■ Exercise directions: The records below are to be quoted in full; please keep every word exact.

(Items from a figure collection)
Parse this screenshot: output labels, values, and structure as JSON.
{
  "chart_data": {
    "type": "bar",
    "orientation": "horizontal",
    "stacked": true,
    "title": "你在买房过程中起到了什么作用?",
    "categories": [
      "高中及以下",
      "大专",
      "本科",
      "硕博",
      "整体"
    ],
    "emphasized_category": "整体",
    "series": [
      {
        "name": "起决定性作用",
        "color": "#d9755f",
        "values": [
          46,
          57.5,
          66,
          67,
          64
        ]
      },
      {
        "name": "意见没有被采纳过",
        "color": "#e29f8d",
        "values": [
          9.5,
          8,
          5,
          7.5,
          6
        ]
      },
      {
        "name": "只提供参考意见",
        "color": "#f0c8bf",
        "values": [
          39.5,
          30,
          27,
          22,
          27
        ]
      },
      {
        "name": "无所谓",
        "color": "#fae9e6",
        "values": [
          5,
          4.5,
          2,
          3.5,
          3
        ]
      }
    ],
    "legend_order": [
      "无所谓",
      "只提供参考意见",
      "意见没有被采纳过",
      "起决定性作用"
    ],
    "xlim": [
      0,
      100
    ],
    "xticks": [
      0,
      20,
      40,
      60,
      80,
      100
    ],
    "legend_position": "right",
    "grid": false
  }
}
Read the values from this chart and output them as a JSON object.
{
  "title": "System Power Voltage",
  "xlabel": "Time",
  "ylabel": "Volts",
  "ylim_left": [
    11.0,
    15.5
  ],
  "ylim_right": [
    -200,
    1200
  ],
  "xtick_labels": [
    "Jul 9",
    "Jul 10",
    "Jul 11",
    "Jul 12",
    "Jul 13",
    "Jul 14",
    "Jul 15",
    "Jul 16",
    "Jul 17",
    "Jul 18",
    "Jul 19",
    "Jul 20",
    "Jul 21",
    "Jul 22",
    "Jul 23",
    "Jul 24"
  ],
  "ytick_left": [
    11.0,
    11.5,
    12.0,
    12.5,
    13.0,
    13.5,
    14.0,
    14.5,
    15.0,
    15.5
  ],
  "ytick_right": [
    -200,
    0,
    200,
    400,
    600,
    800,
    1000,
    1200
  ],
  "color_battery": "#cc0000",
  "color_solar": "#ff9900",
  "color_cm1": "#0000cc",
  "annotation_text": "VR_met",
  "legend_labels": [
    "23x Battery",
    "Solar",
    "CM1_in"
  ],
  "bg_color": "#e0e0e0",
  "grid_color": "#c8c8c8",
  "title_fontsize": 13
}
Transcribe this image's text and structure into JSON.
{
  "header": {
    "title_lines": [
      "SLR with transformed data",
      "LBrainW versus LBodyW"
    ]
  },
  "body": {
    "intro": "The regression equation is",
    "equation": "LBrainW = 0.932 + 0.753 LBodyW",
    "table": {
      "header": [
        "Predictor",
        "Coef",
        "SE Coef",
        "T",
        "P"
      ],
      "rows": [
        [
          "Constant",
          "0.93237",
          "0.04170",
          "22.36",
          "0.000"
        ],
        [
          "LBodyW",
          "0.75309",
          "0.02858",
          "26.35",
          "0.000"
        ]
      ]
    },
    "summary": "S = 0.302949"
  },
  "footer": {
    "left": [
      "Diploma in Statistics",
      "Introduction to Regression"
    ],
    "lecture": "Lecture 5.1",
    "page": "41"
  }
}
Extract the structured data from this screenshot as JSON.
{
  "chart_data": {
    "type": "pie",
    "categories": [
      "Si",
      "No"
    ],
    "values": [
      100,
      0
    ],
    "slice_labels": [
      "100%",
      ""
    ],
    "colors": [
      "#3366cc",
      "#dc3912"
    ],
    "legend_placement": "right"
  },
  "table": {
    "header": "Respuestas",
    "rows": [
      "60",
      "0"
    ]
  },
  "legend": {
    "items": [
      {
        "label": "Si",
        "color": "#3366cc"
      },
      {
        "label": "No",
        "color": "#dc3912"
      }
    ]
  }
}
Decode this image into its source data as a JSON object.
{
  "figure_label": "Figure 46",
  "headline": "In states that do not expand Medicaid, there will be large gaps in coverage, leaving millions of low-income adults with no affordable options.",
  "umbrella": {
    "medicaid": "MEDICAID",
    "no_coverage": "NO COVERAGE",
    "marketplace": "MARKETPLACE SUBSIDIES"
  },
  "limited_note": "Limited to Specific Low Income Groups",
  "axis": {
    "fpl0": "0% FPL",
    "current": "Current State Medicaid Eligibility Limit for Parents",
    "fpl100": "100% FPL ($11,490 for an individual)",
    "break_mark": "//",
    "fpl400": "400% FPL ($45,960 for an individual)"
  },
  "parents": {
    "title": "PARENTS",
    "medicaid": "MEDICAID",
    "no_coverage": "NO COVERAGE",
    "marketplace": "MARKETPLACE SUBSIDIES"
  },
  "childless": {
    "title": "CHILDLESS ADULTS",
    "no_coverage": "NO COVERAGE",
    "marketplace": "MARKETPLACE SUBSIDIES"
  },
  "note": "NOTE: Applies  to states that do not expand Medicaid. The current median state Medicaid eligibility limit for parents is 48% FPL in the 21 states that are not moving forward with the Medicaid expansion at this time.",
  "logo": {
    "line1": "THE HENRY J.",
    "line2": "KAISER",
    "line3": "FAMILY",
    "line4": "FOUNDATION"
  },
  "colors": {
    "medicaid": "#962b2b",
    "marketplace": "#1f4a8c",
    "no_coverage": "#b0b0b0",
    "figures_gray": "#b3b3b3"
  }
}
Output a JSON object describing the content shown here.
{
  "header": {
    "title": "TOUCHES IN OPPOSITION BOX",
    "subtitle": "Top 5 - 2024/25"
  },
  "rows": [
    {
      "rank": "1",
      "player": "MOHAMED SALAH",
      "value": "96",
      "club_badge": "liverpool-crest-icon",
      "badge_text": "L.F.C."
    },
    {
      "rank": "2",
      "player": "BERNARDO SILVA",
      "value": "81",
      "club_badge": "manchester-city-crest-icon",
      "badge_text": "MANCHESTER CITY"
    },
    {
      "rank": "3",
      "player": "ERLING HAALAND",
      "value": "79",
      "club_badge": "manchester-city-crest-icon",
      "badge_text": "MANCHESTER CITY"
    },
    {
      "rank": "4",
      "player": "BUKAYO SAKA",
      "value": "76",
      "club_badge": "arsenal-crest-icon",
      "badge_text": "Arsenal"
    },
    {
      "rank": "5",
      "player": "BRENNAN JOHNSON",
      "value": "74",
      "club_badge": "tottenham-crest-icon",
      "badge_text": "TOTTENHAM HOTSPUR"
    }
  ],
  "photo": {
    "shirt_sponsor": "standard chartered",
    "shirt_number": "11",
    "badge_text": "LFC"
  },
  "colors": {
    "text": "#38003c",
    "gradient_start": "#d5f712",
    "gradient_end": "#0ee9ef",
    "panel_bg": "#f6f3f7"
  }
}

■ Task result:
Parse this screenshot: output labels, values, and structure as JSON.
{
  "chart_data": {
    "type": "bar",
    "orientation": "horizontal",
    "stacked": true,
    "title": "你在买房过程中起到了什么作用?",
    "categories": [
      "高中及以下",
      "大专",
      "本科",
      "硕博",
      "整体"
    ],
    "emphasized_category": "整体",
    "series": [
      {
        "name": "起决定性作用",
        "color": "#d9755f",
        "values": [
          46,
          57.5,
          66,
          67,
          64
        ]
      },
      {
        "name": "意见没有被采纳过",
        "color": "#e29f8d",
        "values": [
          9.5,
          8,
          5,
          7.5,
          6
        ]
      },
      {
        "name": "只提供参考意见",
        "color": "#f0c8bf",
        "values": [
          39.5,
          30,
          27,
          22,
          27
        ]
      },
      {
        "name": "无所谓",
        "color": "#fae9e6",
        "values": [
          5,
          4.5,
          2,
          3.5,
          3
        ]
      }
    ],
    "legend_order": [
      "无所谓",
      "只提供参考意见",
      "意见没有被采纳过",
      "起决定性作用"
    ],
    "xlim": [
      0,
      100
    ],
    "xticks": [
      0,
      20,
      40,
      60,
      80,
      100
    ],
    "legend_position": "right",
    "grid": false
  }
}
Read the values from this chart and output them as a JSON object.
{
  "title": "System Power Voltage",
  "xlabel": "Time",
  "ylabel": "Volts",
  "ylim_left": [
    11.0,
    15.5
  ],
  "ylim_right": [
    -200,
    1200
  ],
  "xtick_labels": [
    "Jul 9",
    "Jul 10",
    "Jul 11",
    "Jul 12",
    "Jul 13",
    "Jul 14",
    "Jul 15",
    "Jul 16",
    "Jul 17",
    "Jul 18",
    "Jul 19",
    "Jul 20",
    "Jul 21",
    "Jul 22",
    "Jul 23",
    "Jul 24"
  ],
  "ytick_left": [
    11.0,
    11.5,
    12.0,
    12.5,
    13.0,
    13.5,
    14.0,
    14.5,
    15.0,
    15.5
  ],
  "ytick_right": [
    -200,
    0,
    200,
    400,
    600,
    800,
    1000,
    1200
  ],
  "color_battery": "#cc0000",
  "color_solar": "#ff9900",
  "color_cm1": "#0000cc",
  "annotation_text": "VR_met",
  "legend_labels": [
    "23x Battery",
    "Solar",
    "CM1_in"
  ],
  "bg_color": "#e0e0e0",
  "grid_color": "#c8c8c8",
  "title_fontsize": 13
}
Transcribe this image's text and structure into JSON.
{
  "header": {
    "title_lines": [
      "SLR with transformed data",
      "LBrainW versus LBodyW"
    ]
  },
  "body": {
    "intro": "The regression equation is",
    "equation": "LBrainW = 0.932 + 0.753 LBodyW",
    "table": {
      "header": [
        "Predictor",
        "Coef",
        "SE Coef",
        "T",
        "P"
      ],
      "rows": [
        [
          "Constant",
          "0.93237",
          "0.04170",
          "22.36",
          "0.000"
        ],
        [
          "LBodyW",
          "0.75309",
          "0.02858",
          "26.35",
          "0.000"
        ]
      ]
    },
    "summary": "S = 0.302949"
  },
  "footer": {
    "left": [
      "Diploma in Statistics",
      "Introduction to Regression"
    ],
    "lecture": "Lecture 5.1",
    "page": "41"
  }
}
Extract the structured data from this screenshot as JSON.
{
  "chart_data": {
    "type": "pie",
    "categories": [
      "Si",
      "No"
    ],
    "values": [
      100,
      0
    ],
    "slice_labels": [
      "100%",
      ""
    ],
    "colors": [
      "#3366cc",
      "#dc3912"
    ],
    "legend_placement": "right"
  },
  "table": {
    "header": "Respuestas",
    "rows": [
      "60",
      "0"
    ]
  },
  "legend": {
    "items": [
      {
        "label": "Si",
        "color": "#3366cc"
      },
      {
        "label": "No",
        "color": "#dc3912"
      }
    ]
  }
}
Decode this image into its source data as a JSON object.
{
  "figure_label": "Figure 46",
  "headline": "In states that do not expand Medicaid, there will be large gaps in coverage, leaving millions of low-income adults with no affordable options.",
  "umbrella": {
    "medicaid": "MEDICAID",
    "no_coverage": "NO COVERAGE",
    "marketplace": "MARKETPLACE SUBSIDIES"
  },
  "limited_note": "Limited to Specific Low Income Groups",
  "axis": {
    "fpl0": "0% FPL",
    "current": "Current State Medicaid Eligibility Limit for Parents",
    "fpl100": "100% FPL ($11,490 for an individual)",
    "break_mark": "//",
    "fpl400": "400% FPL ($45,960 for an individual)"
  },
  "parents": {
    "title": "PARENTS",
    "medicaid": "MEDICAID",
    "no_coverage": "NO COVERAGE",
    "marketplace": "MARKETPLACE SUBSIDIES"
  },
  "childless": {
    "title": "CHILDLESS ADULTS",
    "no_coverage": "NO COVERAGE",
    "marketplace": "MARKETPLACE SUBSIDIES"
  },
  "note": "NOTE: Applies  to states that do not expand Medicaid. The current median state Medicaid eligibility limit for parents is 48% FPL in the 21 states that are not moving forward with the Medicaid expansion at this time.",
  "logo": {
    "line1": "THE HENRY J.",
    "line2": "KAISER",
    "line3": "FAMILY",
    "line4": "FOUNDATION"
  },
  "colors": {
    "medicaid": "#962b2b",
    "marketplace": "#1f4a8c",
    "no_coverage": "#b0b0b0",
    "figures_gray": "#b3b3b3"
  }
}
Output a JSON object describing the content shown here.
{
  "header": {
    "title": "TOUCHES IN OPPOSITION BOX",
    "subtitle": "Top 5 - 2024/25"
  },
  "rows": [
    {
      "rank": "1",
      "player": "MOHAMED SALAH",
      "value": "96",
      "club_badge": "liverpool-crest-icon",
      "badge_text": "L.F.C."
    },
    {
      "rank": "2",
      "player": "BERNARDO SILVA",
      "value": "81",
      "club_badge": "manchester-city-crest-icon",
      "badge_text": "MANCHESTER CITY"
    },
    {
      "rank": "3",
      "player": "ERLING HAALAND",
      "value": "79",
      "club_badge": "manchester-city-crest-icon",
      "badge_text": "MANCHESTER CITY"
    },
    {
      "rank": "4",
      "player": "BUKAYO SAKA",
      "value": "76",
      "club_badge": "arsenal-crest-icon",
      "badge_text": "Arsenal"
    },
    {
      "rank": "5",
      "player": "BRENNAN JOHNSON",
      "value": "74",
      "club_badge": "tottenham-crest-icon",
      "badge_text": "TOTTENHAM HOTSPUR"
    }
  ],
  "photo": {
    "shirt_sponsor": "standard chartered",
    "shirt_number": "11",
    "badge_text": "LFC"
  },
  "colors": {
    "text": "#38003c",
    "gradient_start": "#d5f712",
    "gradient_end": "#0ee9ef",
    "panel_bg": "#f6f3f7"
  }
}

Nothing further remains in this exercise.